### Exercise goal:
Repeat the entire listing exactly.

### Exercise data:
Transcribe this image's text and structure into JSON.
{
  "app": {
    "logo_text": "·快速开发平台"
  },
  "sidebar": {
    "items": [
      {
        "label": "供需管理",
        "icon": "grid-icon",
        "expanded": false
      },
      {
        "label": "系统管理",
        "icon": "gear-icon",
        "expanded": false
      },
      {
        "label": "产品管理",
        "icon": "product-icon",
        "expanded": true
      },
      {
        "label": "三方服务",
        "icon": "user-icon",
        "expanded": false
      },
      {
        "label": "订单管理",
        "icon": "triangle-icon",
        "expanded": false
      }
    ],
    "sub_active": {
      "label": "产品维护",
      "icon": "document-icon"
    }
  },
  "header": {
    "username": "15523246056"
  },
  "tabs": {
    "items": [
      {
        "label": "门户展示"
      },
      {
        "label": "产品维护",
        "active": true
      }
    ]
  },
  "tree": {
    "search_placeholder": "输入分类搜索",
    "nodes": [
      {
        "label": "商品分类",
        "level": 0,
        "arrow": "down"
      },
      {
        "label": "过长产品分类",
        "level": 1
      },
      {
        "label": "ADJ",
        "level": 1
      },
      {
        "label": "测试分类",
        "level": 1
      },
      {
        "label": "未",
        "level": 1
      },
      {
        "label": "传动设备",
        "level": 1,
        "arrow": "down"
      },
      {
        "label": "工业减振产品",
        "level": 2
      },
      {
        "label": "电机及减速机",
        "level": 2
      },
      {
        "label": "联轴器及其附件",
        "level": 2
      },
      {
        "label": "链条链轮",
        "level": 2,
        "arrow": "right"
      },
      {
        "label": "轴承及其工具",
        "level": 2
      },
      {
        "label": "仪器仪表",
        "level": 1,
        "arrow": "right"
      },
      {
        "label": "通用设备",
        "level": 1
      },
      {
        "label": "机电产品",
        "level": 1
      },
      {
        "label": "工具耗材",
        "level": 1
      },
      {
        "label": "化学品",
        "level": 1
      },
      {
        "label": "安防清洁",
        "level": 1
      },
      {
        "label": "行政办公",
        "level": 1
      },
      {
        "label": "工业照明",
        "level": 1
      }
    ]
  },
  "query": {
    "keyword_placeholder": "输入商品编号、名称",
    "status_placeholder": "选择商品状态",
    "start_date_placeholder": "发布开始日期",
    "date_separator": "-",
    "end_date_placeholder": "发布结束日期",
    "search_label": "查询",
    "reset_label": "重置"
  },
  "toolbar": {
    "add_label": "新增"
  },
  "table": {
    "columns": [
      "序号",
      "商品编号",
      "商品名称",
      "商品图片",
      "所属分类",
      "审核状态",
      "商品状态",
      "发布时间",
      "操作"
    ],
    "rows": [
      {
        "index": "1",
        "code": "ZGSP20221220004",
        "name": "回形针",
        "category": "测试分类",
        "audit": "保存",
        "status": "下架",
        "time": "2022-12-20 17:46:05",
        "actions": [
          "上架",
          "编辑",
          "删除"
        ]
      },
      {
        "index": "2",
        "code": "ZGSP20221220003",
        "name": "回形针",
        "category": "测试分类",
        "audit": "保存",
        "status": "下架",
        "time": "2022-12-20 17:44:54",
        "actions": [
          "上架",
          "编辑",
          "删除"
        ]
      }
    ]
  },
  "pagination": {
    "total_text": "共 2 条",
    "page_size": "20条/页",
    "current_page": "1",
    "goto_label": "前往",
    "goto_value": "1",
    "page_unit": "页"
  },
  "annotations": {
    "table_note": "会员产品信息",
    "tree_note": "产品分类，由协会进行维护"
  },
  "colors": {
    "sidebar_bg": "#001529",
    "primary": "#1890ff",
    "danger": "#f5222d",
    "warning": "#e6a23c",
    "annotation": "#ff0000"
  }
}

### Response below:
Transcribe this image's text and structure into JSON.
{
  "app": {
    "logo_text": "·快速开发平台"
  },
  "sidebar": {
    "items": [
      {
        "label": "供需管理",
        "icon": "grid-icon",
        "expanded": false
      },
      {
        "label": "系统管理",
        "icon": "gear-icon",
        "expanded": false
      },
      {
        "label": "产品管理",
        "icon": "product-icon",
        "expanded": true
      },
      {
        "label": "三方服务",
        "icon": "user-icon",
        "expanded": false
      },
      {
        "label": "订单管理",
        "icon": "triangle-icon",
        "expanded": false
      }
    ],
    "sub_active": {
      "label": "产品维护",
      "icon": "document-icon"
    }
  },
  "header": {
    "username": "15523246056"
  },
  "tabs": {
    "items": [
      {
        "label": "门户展示"
      },
      {
        "label": "产品维护",
        "active": true
      }
    ]
  },
  "tree": {
    "search_placeholder": "输入分类搜索",
    "nodes": [
      {
        "label": "商品分类",
        "level": 0,
        "arrow": "down"
      },
      {
        "label": "过长产品分类",
        "level": 1
      },
      {
        "label": "ADJ",
        "level": 1
      },
      {
        "label": "测试分类",
        "level": 1
      },
      {
        "label": "未",
        "level": 1
      },
      {
        "label": "传动设备",
        "level": 1,
        "arrow": "down"
      },
      {
        "label": "工业减振产品",
        "level": 2
      },
      {
        "label": "电机及减速机",
        "level": 2
      },
      {
        "label": "联轴器及其附件",
        "level": 2
      },
      {
        "label": "链条链轮",
        "level": 2,
        "arrow": "right"
      },
      {
        "label": "轴承及其工具",
        "level": 2
      },
      {
        "label": "仪器仪表",
        "level": 1,
        "arrow": "right"
      },
      {
        "label": "通用设备",
        "level": 1
      },
      {
        "label": "机电产品",
        "level": 1
      },
      {
        "label": "工具耗材",
        "level": 1
      },
      {
        "label": "化学品",
        "level": 1
      },
      {
        "label": "安防清洁",
        "level": 1
      },
      {
        "label": "行政办公",
        "level": 1
      },
      {
        "label": "工业照明",
        "level": 1
      }
    ]
  },
  "query": {
    "keyword_placeholder": "输入商品编号、名称",
    "status_placeholder": "选择商品状态",
    "start_date_placeholder": "发布开始日期",
    "date_separator": "-",
    "end_date_placeholder": "发布结束日期",
    "search_label": "查询",
    "reset_label": "重置"
  },
  "toolbar": {
    "add_label": "新增"
  },
  "table": {
    "columns": [
      "序号",
      "商品编号",
      "商品名称",
      "商品图片",
      "所属分类",
      "审核状态",
      "商品状态",
      "发布时间",
      "操作"
    ],
    "rows": [
      {
        "index": "1",
        "code": "ZGSP20221220004",
        "name": "回形针",
        "category": "测试分类",
        "audit": "保存",
        "status": "下架",
        "time": "2022-12-20 17:46:05",
        "actions": [
          "上架",
          "编辑",
          "删除"
        ]
      },
      {
        "index": "2",
        "code": "ZGSP20221220003",
        "name": "回形针",
        "category": "测试分类",
        "audit": "保存",
        "status": "下架",
        "time": "2022-12-20 17:44:54",
        "actions": [
          "上架",
          "编辑",
          "删除"
        ]
      }
    ]
  },
  "pagination": {
    "total_text": "共 2 条",
    "page_size": "20条/页",
    "current_page": "1",
    "goto_label": "前往",
    "goto_value": "1",
    "page_unit": "页"
  },
  "annotations": {
    "table_note": "会员产品信息",
    "tree_note": "产品分类，由协会进行维护"
  },
  "colors": {
    "sidebar_bg": "#001529",
    "primary": "#1890ff",
    "danger": "#f5222d",
    "warning": "#e6a23c",
    "annotation": "#ff0000"
  }
}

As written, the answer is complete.